• What to do
Give the entries back exactly, dropping each image.

• Provided information
+---+
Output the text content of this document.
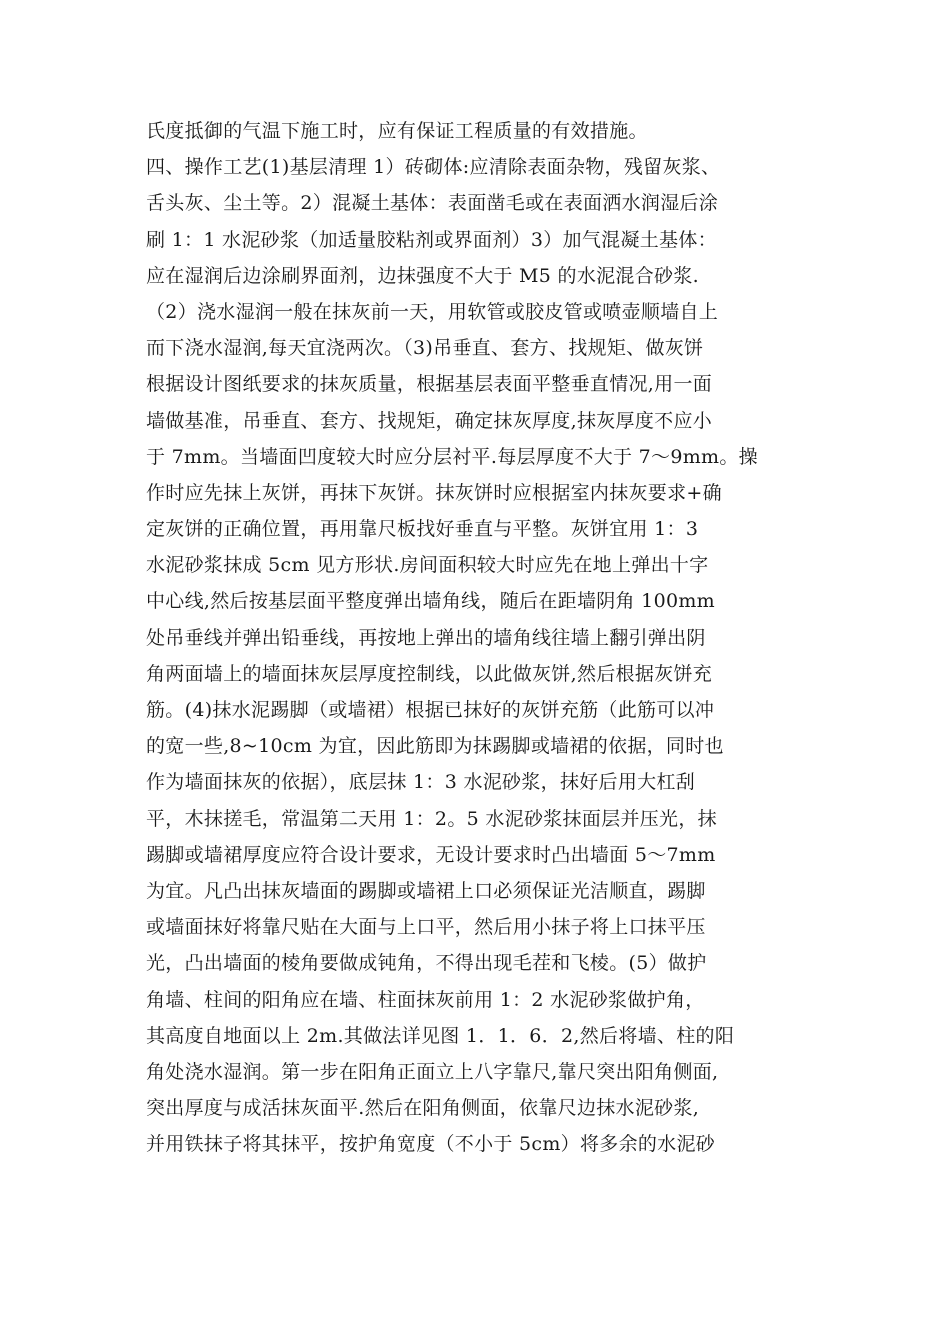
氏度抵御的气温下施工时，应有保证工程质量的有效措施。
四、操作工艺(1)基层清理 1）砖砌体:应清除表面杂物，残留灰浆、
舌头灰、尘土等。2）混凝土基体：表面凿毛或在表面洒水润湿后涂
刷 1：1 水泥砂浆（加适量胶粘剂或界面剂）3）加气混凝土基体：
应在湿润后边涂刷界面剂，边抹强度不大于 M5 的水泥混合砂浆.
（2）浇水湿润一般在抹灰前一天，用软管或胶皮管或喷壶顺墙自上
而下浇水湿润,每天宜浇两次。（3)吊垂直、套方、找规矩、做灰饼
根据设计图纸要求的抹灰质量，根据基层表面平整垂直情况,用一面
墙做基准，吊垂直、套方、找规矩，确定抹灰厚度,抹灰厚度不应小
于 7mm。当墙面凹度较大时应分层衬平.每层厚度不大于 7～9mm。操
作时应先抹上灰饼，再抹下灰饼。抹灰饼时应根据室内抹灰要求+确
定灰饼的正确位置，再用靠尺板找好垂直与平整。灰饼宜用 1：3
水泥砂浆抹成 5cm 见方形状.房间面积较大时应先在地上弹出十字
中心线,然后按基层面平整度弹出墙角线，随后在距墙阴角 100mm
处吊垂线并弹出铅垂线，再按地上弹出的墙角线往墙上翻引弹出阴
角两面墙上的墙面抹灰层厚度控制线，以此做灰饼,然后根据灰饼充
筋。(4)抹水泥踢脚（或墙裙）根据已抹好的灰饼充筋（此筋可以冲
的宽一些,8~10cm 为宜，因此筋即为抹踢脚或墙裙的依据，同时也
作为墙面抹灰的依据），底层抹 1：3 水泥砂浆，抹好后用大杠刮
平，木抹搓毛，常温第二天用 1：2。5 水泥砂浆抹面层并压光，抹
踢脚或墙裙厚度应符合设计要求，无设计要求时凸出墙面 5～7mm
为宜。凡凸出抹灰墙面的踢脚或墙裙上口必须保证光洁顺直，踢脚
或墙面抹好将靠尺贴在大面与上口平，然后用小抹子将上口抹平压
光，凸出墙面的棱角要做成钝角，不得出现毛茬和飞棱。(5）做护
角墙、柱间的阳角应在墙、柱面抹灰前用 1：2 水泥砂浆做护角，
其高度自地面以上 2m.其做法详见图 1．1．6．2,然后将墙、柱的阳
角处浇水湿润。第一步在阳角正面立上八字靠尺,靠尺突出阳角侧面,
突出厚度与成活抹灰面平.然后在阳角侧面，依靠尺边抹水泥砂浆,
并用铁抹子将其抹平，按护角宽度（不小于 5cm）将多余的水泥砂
+---+
• Worked solution
Output the text content of this document.
氏度抵御的气温下施工时，应有保证工程质量的有效措施。
四、操作工艺(1)基层清理 1）砖砌体:应清除表面杂物，残留灰浆、
舌头灰、尘土等。2）混凝土基体：表面凿毛或在表面洒水润湿后涂
刷 1：1 水泥砂浆（加适量胶粘剂或界面剂）3）加气混凝土基体：
应在湿润后边涂刷界面剂，边抹强度不大于 M5 的水泥混合砂浆.
（2）浇水湿润一般在抹灰前一天，用软管或胶皮管或喷壶顺墙自上
而下浇水湿润,每天宜浇两次。（3)吊垂直、套方、找规矩、做灰饼
根据设计图纸要求的抹灰质量，根据基层表面平整垂直情况,用一面
墙做基准，吊垂直、套方、找规矩，确定抹灰厚度,抹灰厚度不应小
于 7mm。当墙面凹度较大时应分层衬平.每层厚度不大于 7～9mm。操
作时应先抹上灰饼，再抹下灰饼。抹灰饼时应根据室内抹灰要求+确
定灰饼的正确位置，再用靠尺板找好垂直与平整。灰饼宜用 1：3
水泥砂浆抹成 5cm 见方形状.房间面积较大时应先在地上弹出十字
中心线,然后按基层面平整度弹出墙角线，随后在距墙阴角 100mm
处吊垂线并弹出铅垂线，再按地上弹出的墙角线往墙上翻引弹出阴
角两面墙上的墙面抹灰层厚度控制线，以此做灰饼,然后根据灰饼充
筋。(4)抹水泥踢脚（或墙裙）根据已抹好的灰饼充筋（此筋可以冲
的宽一些,8~10cm 为宜，因此筋即为抹踢脚或墙裙的依据，同时也
作为墙面抹灰的依据），底层抹 1：3 水泥砂浆，抹好后用大杠刮
平，木抹搓毛，常温第二天用 1：2。5 水泥砂浆抹面层并压光，抹
踢脚或墙裙厚度应符合设计要求，无设计要求时凸出墙面 5～7mm
为宜。凡凸出抹灰墙面的踢脚或墙裙上口必须保证光洁顺直，踢脚
或墙面抹好将靠尺贴在大面与上口平，然后用小抹子将上口抹平压
光，凸出墙面的棱角要做成钝角，不得出现毛茬和飞棱。(5）做护
角墙、柱间的阳角应在墙、柱面抹灰前用 1：2 水泥砂浆做护角，
其高度自地面以上 2m.其做法详见图 1．1．6．2,然后将墙、柱的阳
角处浇水湿润。第一步在阳角正面立上八字靠尺,靠尺突出阳角侧面,
突出厚度与成活抹灰面平.然后在阳角侧面，依靠尺边抹水泥砂浆,
并用铁抹子将其抹平，按护角宽度（不小于 5cm）将多余的水泥砂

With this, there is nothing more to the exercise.